Problem statement
Copy out, unchanged, the lines from the one containing "svg-text:2,5² : 20A" through the one containing "svg-text:Câble 6²: Câble", with both of those lines included.

Data in this exercise
▼▼▼

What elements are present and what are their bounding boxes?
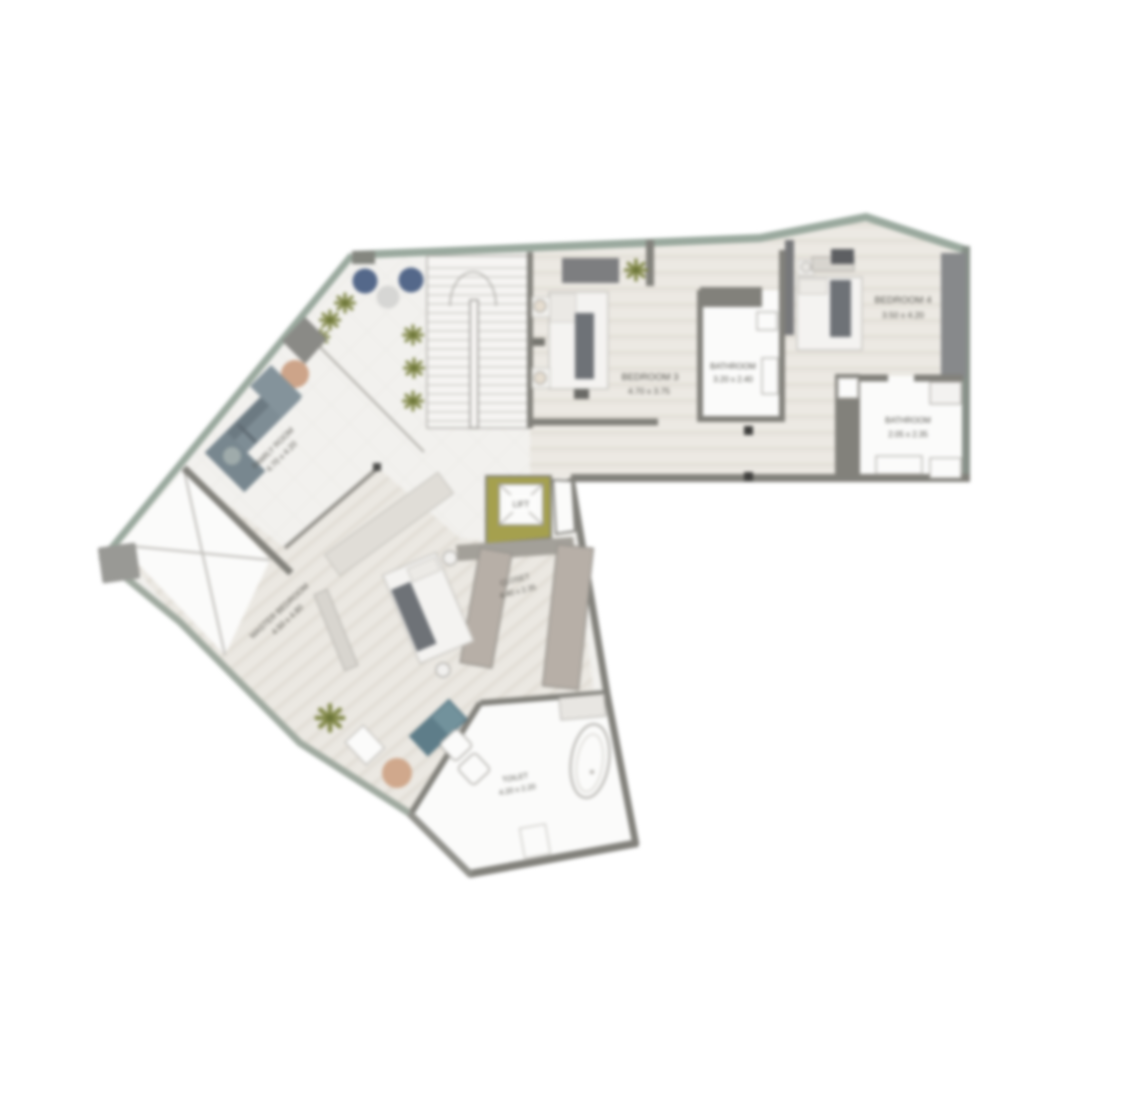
svg-text:3.50 x 4.20: 3.50 x 4.20 xyxy=(882,310,924,320)
svg-text:3.20 x 2.40: 3.20 x 2.40 xyxy=(713,375,753,384)
svg-text:LIFT: LIFT xyxy=(513,500,530,509)
svg-text:BEDROOM 3: BEDROOM 3 xyxy=(621,372,678,383)
svg-text:2.05 x 2.35: 2.05 x 2.35 xyxy=(888,430,928,439)
svg-text:BEDROOM 4: BEDROOM 4 xyxy=(874,295,931,306)
svg-text:BATHROOM: BATHROOM xyxy=(710,362,756,371)
svg-text:4.70 x 3.75: 4.70 x 3.75 xyxy=(628,386,670,396)
svg-text:BATHROOM: BATHROOM xyxy=(885,416,931,425)
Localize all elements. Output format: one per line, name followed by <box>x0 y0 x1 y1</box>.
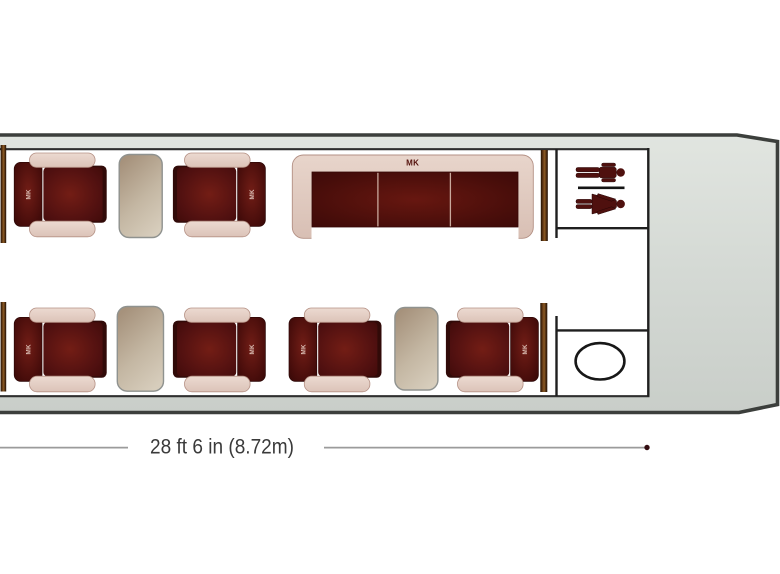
svg-text:MK: MK <box>406 159 419 168</box>
svg-text:MK: MK <box>26 344 33 355</box>
svg-text:MK: MK <box>300 344 307 355</box>
svg-text:MK: MK <box>26 189 33 200</box>
svg-text:MK: MK <box>249 189 256 200</box>
svg-text:MK: MK <box>522 344 529 355</box>
svg-text:MK: MK <box>249 344 256 355</box>
svg-text:28 ft 6 in (8.72m): 28 ft 6 in (8.72m) <box>150 435 294 459</box>
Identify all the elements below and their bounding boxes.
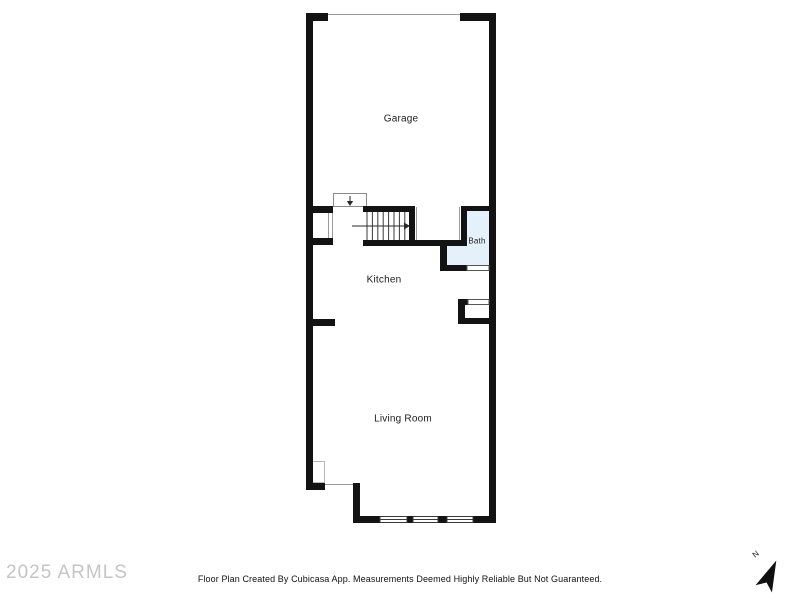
windows bbox=[380, 517, 473, 523]
wall-bath-bottom bbox=[440, 265, 467, 271]
window-3 bbox=[447, 517, 473, 523]
armls-watermark: 2025 ARMLS bbox=[6, 562, 128, 584]
wall-bath-left bbox=[461, 206, 467, 243]
cased-openings bbox=[467, 266, 489, 305]
door-swing-outline bbox=[312, 462, 325, 483]
wall-left bbox=[306, 13, 313, 490]
north-arrow-icon: N bbox=[742, 545, 792, 597]
wall-kitchen-living-stub bbox=[306, 319, 335, 326]
window-1 bbox=[380, 517, 407, 523]
wall-bottom-left-stub bbox=[306, 483, 325, 490]
footer-disclaimer: Floor Plan Created By Cubicasa App. Meas… bbox=[198, 574, 602, 584]
wall-stair-bottom bbox=[363, 240, 467, 246]
staircase bbox=[334, 194, 411, 241]
north-label: N bbox=[751, 549, 761, 560]
compass: N bbox=[742, 545, 792, 597]
closet-opening bbox=[468, 300, 489, 305]
wall-stair-top bbox=[363, 206, 415, 212]
wall-stair-right bbox=[409, 206, 415, 243]
bath-door-opening bbox=[467, 266, 489, 271]
window-2 bbox=[413, 517, 438, 523]
floor-plan-page: Garage Kitchen Bath Living Room 2025 ARM… bbox=[0, 0, 800, 600]
living-room-label: Living Room bbox=[374, 414, 432, 425]
wall-entry-upper-stub bbox=[306, 206, 333, 213]
kitchen-label: Kitchen bbox=[367, 275, 402, 286]
wall-closet-bottom bbox=[458, 318, 496, 324]
garage-label: Garage bbox=[384, 114, 419, 125]
floor-plan-drawing bbox=[0, 0, 800, 600]
wall-entry-lower-stub bbox=[306, 238, 333, 245]
bath-label: Bath bbox=[468, 237, 485, 246]
wall-right bbox=[489, 13, 496, 523]
wall-closet-top bbox=[458, 299, 468, 305]
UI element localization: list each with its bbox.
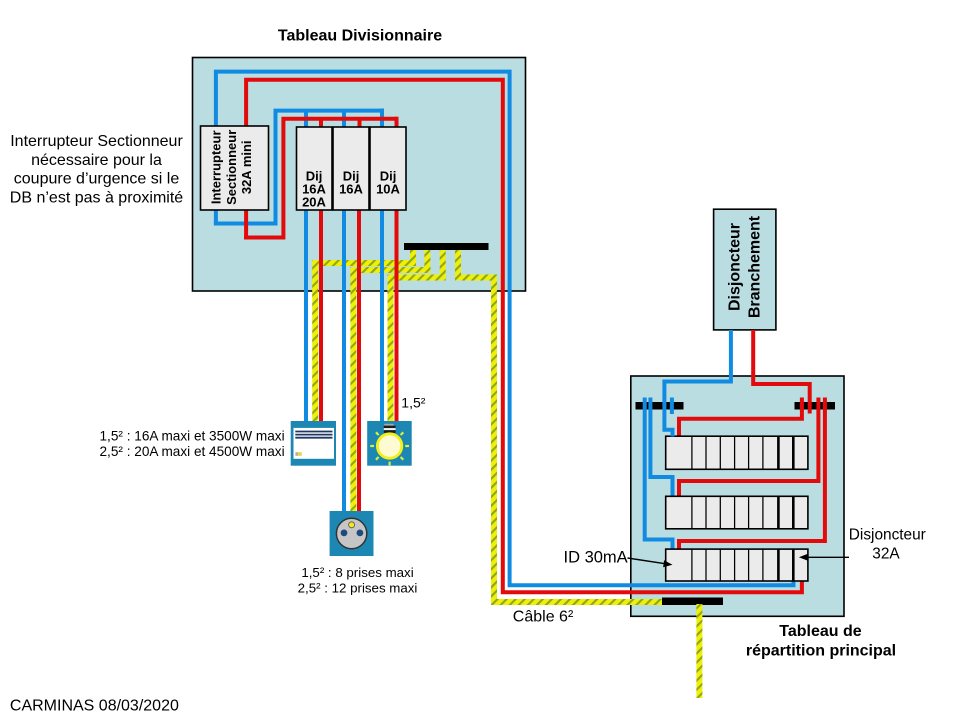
svg-text:2,5² : 20A maxi et 4500W maxi: 2,5² : 20A maxi et 4500W maxi <box>100 444 285 459</box>
svg-text:Branchement: Branchement <box>747 215 764 318</box>
svg-text:2,5² : 12 prises maxi: 2,5² : 12 prises maxi <box>298 581 418 596</box>
svg-text:Disjoncteur: Disjoncteur <box>849 527 926 544</box>
svg-text:ID 30mA: ID 30mA <box>564 549 628 567</box>
svg-text:répartition principal: répartition principal <box>746 642 896 659</box>
svg-text:1,5²: 1,5² <box>401 395 425 411</box>
svg-text:1,5² : 8 prises maxi: 1,5² : 8 prises maxi <box>301 565 413 580</box>
svg-text:16A: 16A <box>339 182 363 197</box>
svg-text:DB n’est pas à proximité: DB n’est pas à proximité <box>10 189 184 206</box>
svg-text:10A: 10A <box>376 182 400 197</box>
svg-text:1,5² : 16A maxi et 3500W maxi: 1,5² : 16A maxi et 3500W maxi <box>100 428 285 443</box>
svg-text:20A: 20A <box>302 195 326 210</box>
svg-text:coupure d’urgence si le: coupure d’urgence si le <box>14 171 180 188</box>
svg-text:Tableau Divisionnaire: Tableau Divisionnaire <box>278 28 442 45</box>
svg-text:CARMINAS 08/03/2020: CARMINAS 08/03/2020 <box>10 698 179 715</box>
svg-text:Tableau de: Tableau de <box>779 623 861 640</box>
svg-text:Câble 6²: Câble 6² <box>513 609 574 626</box>
svg-text:Interrupteur: Interrupteur <box>208 130 223 204</box>
svg-text:32A: 32A <box>872 545 900 562</box>
svg-text:nécessaire pour la: nécessaire pour la <box>31 152 162 169</box>
svg-text:Interrupteur Sectionneur: Interrupteur Sectionneur <box>10 133 183 150</box>
svg-text:Disjoncteur: Disjoncteur <box>727 223 744 311</box>
svg-text:32A mini: 32A mini <box>239 140 254 194</box>
svg-text:Sectionneur: Sectionneur <box>224 130 239 205</box>
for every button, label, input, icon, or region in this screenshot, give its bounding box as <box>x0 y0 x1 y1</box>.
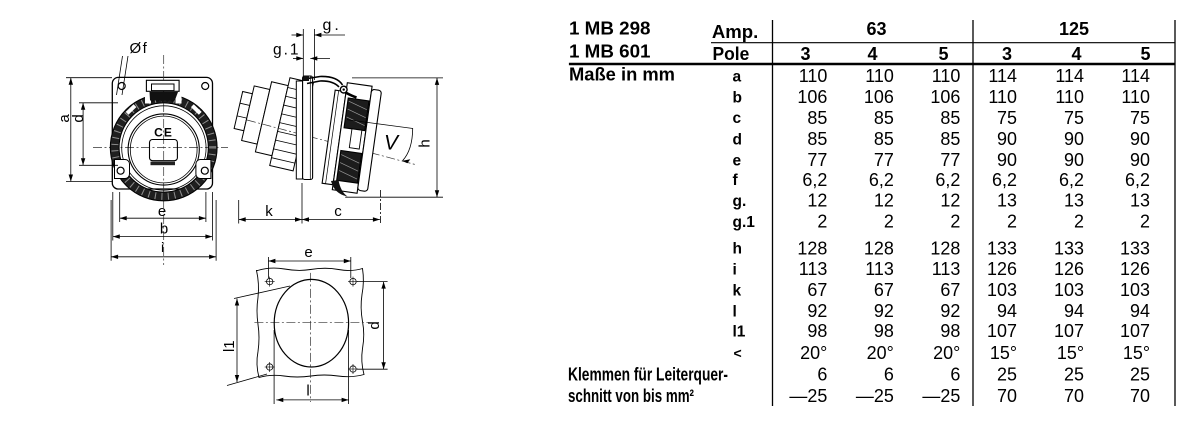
svg-text:85: 85 <box>874 108 894 128</box>
svg-text:106: 106 <box>797 87 827 107</box>
svg-text:20°: 20° <box>933 343 960 363</box>
svg-text:c: c <box>733 110 742 127</box>
svg-text:2: 2 <box>950 211 960 231</box>
svg-text:Pole: Pole <box>713 44 750 64</box>
svg-text:15°: 15° <box>990 343 1017 363</box>
svg-text:70: 70 <box>1130 386 1150 406</box>
svg-text:70: 70 <box>1064 386 1084 406</box>
svg-text:90: 90 <box>997 150 1017 170</box>
svg-text:g.1: g.1 <box>273 42 301 59</box>
svg-text:98: 98 <box>874 321 894 341</box>
svg-text:—25: —25 <box>856 386 894 406</box>
svg-text:103: 103 <box>1120 280 1150 300</box>
svg-text:c: c <box>334 203 342 220</box>
svg-text:126: 126 <box>987 259 1017 279</box>
svg-text:l1: l1 <box>733 324 746 341</box>
svg-text:126: 126 <box>1120 259 1150 279</box>
svg-text:13: 13 <box>1130 190 1150 210</box>
svg-text:90: 90 <box>1130 129 1150 149</box>
svg-text:106: 106 <box>864 87 894 107</box>
svg-text:l1: l1 <box>221 340 238 352</box>
svg-text:70: 70 <box>997 386 1017 406</box>
svg-text:g.1: g.1 <box>733 214 756 231</box>
svg-text:b: b <box>733 89 742 106</box>
svg-text:126: 126 <box>1054 259 1084 279</box>
svg-text:d: d <box>733 132 742 149</box>
svg-text:94: 94 <box>1130 301 1150 321</box>
svg-text:133: 133 <box>1120 238 1150 258</box>
svg-text:85: 85 <box>807 129 827 149</box>
svg-text:k: k <box>265 203 273 220</box>
svg-text:6,2: 6,2 <box>992 170 1017 190</box>
svg-text:13: 13 <box>1064 190 1084 210</box>
svg-text:b: b <box>160 221 168 238</box>
svg-text:133: 133 <box>987 238 1017 258</box>
svg-text:90: 90 <box>1064 129 1084 149</box>
svg-text:106: 106 <box>930 87 960 107</box>
svg-text:25: 25 <box>1130 364 1150 384</box>
svg-text:92: 92 <box>807 301 827 321</box>
svg-text:90: 90 <box>1130 150 1150 170</box>
svg-text:5: 5 <box>1140 44 1150 64</box>
svg-text:110: 110 <box>1055 87 1084 107</box>
svg-text:15°: 15° <box>1123 343 1150 363</box>
svg-text:20°: 20° <box>800 343 827 363</box>
svg-text:2: 2 <box>817 211 827 231</box>
svg-text:Maße in mm: Maße in mm <box>569 65 675 85</box>
svg-text:110: 110 <box>988 87 1017 107</box>
svg-text:25: 25 <box>1064 364 1084 384</box>
svg-text:a: a <box>733 69 742 86</box>
svg-text:107: 107 <box>1054 321 1084 341</box>
svg-text:103: 103 <box>987 280 1017 300</box>
svg-text:25: 25 <box>997 364 1017 384</box>
svg-text:90: 90 <box>1064 150 1084 170</box>
svg-text:67: 67 <box>807 280 827 300</box>
svg-text:schnitt von bis mm²: schnitt von bis mm² <box>568 386 694 406</box>
svg-text:l: l <box>306 383 309 400</box>
svg-text:85: 85 <box>940 129 960 149</box>
svg-text:k: k <box>733 283 742 300</box>
svg-text:6,2: 6,2 <box>869 170 894 190</box>
svg-text:6,2: 6,2 <box>935 170 960 190</box>
svg-text:94: 94 <box>997 301 1017 321</box>
svg-text:3: 3 <box>1002 44 1012 64</box>
svg-text:1 MB 298: 1 MB 298 <box>569 19 651 39</box>
svg-text:94: 94 <box>1064 301 1084 321</box>
svg-text:110: 110 <box>799 66 828 86</box>
svg-text:67: 67 <box>940 280 960 300</box>
svg-text:107: 107 <box>987 321 1017 341</box>
svg-text:Klemmen für Leiterquer-: Klemmen für Leiterquer- <box>568 365 728 385</box>
svg-text:128: 128 <box>864 238 894 258</box>
svg-text:6,2: 6,2 <box>1059 170 1084 190</box>
svg-text:98: 98 <box>940 321 960 341</box>
svg-text:98: 98 <box>807 321 827 341</box>
svg-text:e: e <box>158 203 166 220</box>
svg-text:113: 113 <box>932 259 961 279</box>
svg-text:67: 67 <box>874 280 894 300</box>
svg-text:6: 6 <box>950 364 960 384</box>
svg-text:g.: g. <box>323 17 342 34</box>
svg-text:15°: 15° <box>1057 343 1084 363</box>
svg-text:2: 2 <box>1074 211 1084 231</box>
svg-text:128: 128 <box>797 238 827 258</box>
svg-text:113: 113 <box>799 259 828 279</box>
svg-text:2: 2 <box>1007 211 1017 231</box>
svg-text:20°: 20° <box>867 343 894 363</box>
svg-text:h: h <box>417 139 434 147</box>
svg-text:107: 107 <box>1120 321 1150 341</box>
svg-text:92: 92 <box>940 301 960 321</box>
svg-text:i: i <box>733 262 737 279</box>
svg-text:6,2: 6,2 <box>1125 170 1150 190</box>
svg-text:90: 90 <box>997 129 1017 149</box>
svg-text:75: 75 <box>1130 108 1150 128</box>
svg-text:Amp.: Amp. <box>712 22 758 42</box>
svg-text:113: 113 <box>865 259 894 279</box>
svg-text:77: 77 <box>940 150 960 170</box>
svg-text:i: i <box>161 239 164 255</box>
svg-text:125: 125 <box>1059 19 1089 39</box>
svg-text:75: 75 <box>997 108 1017 128</box>
svg-text:d: d <box>366 321 383 329</box>
svg-text:85: 85 <box>940 108 960 128</box>
svg-text:114: 114 <box>1121 66 1150 86</box>
svg-text:77: 77 <box>807 150 827 170</box>
svg-text:13: 13 <box>997 190 1017 210</box>
svg-text:12: 12 <box>807 190 827 210</box>
svg-text:6,2: 6,2 <box>802 170 827 190</box>
svg-text:f: f <box>733 172 739 189</box>
svg-text:—25: —25 <box>922 386 960 406</box>
svg-text:g.: g. <box>733 193 747 210</box>
svg-text:12: 12 <box>874 190 894 210</box>
svg-text:114: 114 <box>988 66 1017 86</box>
svg-text:114: 114 <box>1055 66 1084 86</box>
svg-text:110: 110 <box>932 66 961 86</box>
svg-text:CE: CE <box>154 126 173 140</box>
svg-text:V: V <box>384 132 400 155</box>
svg-text:110: 110 <box>1121 87 1150 107</box>
svg-text:2: 2 <box>884 211 894 231</box>
svg-text:6: 6 <box>817 364 827 384</box>
svg-text:133: 133 <box>1054 238 1084 258</box>
svg-text:103: 103 <box>1054 280 1084 300</box>
svg-text:Øf: Øf <box>130 40 149 57</box>
svg-text:—25: —25 <box>789 386 827 406</box>
svg-text:d: d <box>70 114 87 122</box>
svg-text:12: 12 <box>940 190 960 210</box>
svg-text:128: 128 <box>930 238 960 258</box>
svg-text:5: 5 <box>938 44 948 64</box>
svg-text:110: 110 <box>865 66 894 86</box>
svg-text:4: 4 <box>867 44 877 64</box>
svg-text:l: l <box>733 303 737 320</box>
svg-text:2: 2 <box>1140 211 1150 231</box>
svg-text:77: 77 <box>874 150 894 170</box>
svg-text:75: 75 <box>1064 108 1084 128</box>
svg-text:85: 85 <box>807 108 827 128</box>
svg-text:85: 85 <box>874 129 894 149</box>
svg-text:e: e <box>304 244 312 261</box>
svg-text:4: 4 <box>1071 44 1081 64</box>
svg-text:92: 92 <box>874 301 894 321</box>
svg-text:h: h <box>733 241 742 258</box>
svg-text:<: < <box>734 345 742 361</box>
svg-text:6: 6 <box>884 364 894 384</box>
svg-text:e: e <box>733 152 742 169</box>
svg-text:63: 63 <box>866 19 886 39</box>
svg-text:1 MB 601: 1 MB 601 <box>569 42 651 62</box>
svg-text:3: 3 <box>800 44 810 64</box>
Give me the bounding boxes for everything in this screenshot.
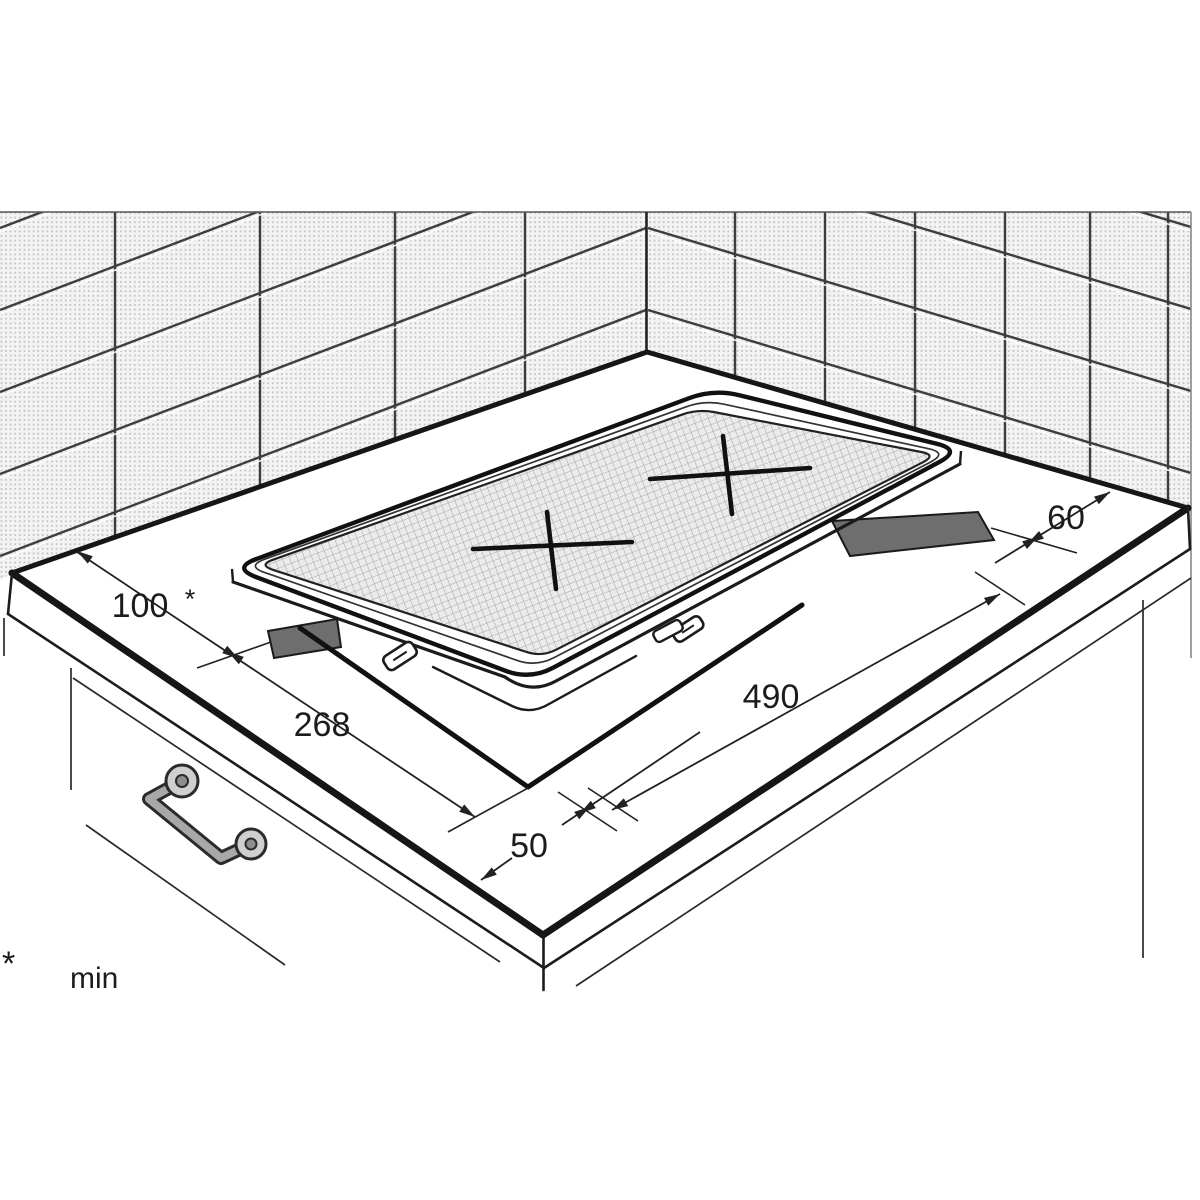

▲▲▲

Finished task
svg-text:2,5² : 20A maxi et 4500W maxi: 2,5² : 20A maxi et 4500W maxi <box>100 444 285 459</box>
svg-text:Branchement: Branchement <box>747 215 764 318</box>
svg-text:2,5² : 12 prises maxi: 2,5² : 12 prises maxi <box>298 581 418 596</box>
svg-text:Disjoncteur: Disjoncteur <box>849 527 926 544</box>
svg-text:ID 30mA: ID 30mA <box>564 549 628 567</box>
svg-text:répartition principal: répartition principal <box>746 642 896 659</box>
svg-text:1,5²: 1,5² <box>401 395 425 411</box>
svg-text:1,5² : 8 prises maxi: 1,5² : 8 prises maxi <box>301 565 413 580</box>
svg-text:16A: 16A <box>339 182 363 197</box>
svg-text:DB n’est pas à proximité: DB n’est pas à proximité <box>10 189 184 206</box>
svg-text:10A: 10A <box>376 182 400 197</box>
svg-text:1,5² : 16A maxi et 3500W maxi: 1,5² : 16A maxi et 3500W maxi <box>100 428 285 443</box>
svg-text:20A: 20A <box>302 195 326 210</box>
svg-text:coupure d’urgence si le: coupure d’urgence si le <box>14 171 180 188</box>
svg-text:Tableau Divisionnaire: Tableau Divisionnaire <box>278 28 442 45</box>
svg-text:CARMINAS 08/03/2020: CARMINAS 08/03/2020 <box>10 698 179 715</box>
svg-text:Tableau de: Tableau de <box>779 623 861 640</box>
svg-text:Câble 6²: Câble 6² <box>513 609 574 626</box>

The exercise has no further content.